[Page element annotations]
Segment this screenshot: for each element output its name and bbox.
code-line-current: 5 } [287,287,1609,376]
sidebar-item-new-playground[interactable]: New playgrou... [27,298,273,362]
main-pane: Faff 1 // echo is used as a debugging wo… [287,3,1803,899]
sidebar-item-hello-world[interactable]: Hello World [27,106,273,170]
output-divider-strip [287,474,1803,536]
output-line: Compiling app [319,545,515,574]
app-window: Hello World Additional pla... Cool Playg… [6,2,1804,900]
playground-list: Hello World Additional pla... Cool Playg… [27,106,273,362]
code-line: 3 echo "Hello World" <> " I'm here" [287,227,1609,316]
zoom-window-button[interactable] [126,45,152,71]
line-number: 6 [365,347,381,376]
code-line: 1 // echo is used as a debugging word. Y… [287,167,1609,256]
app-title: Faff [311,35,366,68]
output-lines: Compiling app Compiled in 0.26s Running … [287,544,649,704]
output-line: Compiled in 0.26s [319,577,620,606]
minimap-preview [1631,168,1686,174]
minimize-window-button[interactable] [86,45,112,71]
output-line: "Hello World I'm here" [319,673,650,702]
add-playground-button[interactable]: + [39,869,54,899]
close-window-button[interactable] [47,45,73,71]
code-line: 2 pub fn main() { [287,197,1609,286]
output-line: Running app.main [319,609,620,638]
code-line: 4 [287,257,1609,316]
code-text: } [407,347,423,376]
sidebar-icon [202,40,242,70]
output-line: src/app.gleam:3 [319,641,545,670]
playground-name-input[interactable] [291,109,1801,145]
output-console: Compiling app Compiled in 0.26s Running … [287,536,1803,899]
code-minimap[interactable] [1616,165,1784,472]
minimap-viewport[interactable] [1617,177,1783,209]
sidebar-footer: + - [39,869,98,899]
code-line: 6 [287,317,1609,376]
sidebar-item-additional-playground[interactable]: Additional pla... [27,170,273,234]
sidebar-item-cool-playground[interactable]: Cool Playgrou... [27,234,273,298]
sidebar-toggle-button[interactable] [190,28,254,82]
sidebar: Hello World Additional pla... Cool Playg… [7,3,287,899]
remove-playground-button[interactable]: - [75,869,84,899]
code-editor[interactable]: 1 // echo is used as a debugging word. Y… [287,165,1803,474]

THE PROBLEM>
List each line of the records that contains the string "Compiled", treating uppercase and lowercase as different.

TASK OUTPUT>
output-lines: Compiling app Compiled in 0.26s Running … [287,544,649,704]
output-line: Compiled in 0.26s [319,577,620,606]
output-console: Compiling app Compiled in 0.26s Running … [287,536,1803,899]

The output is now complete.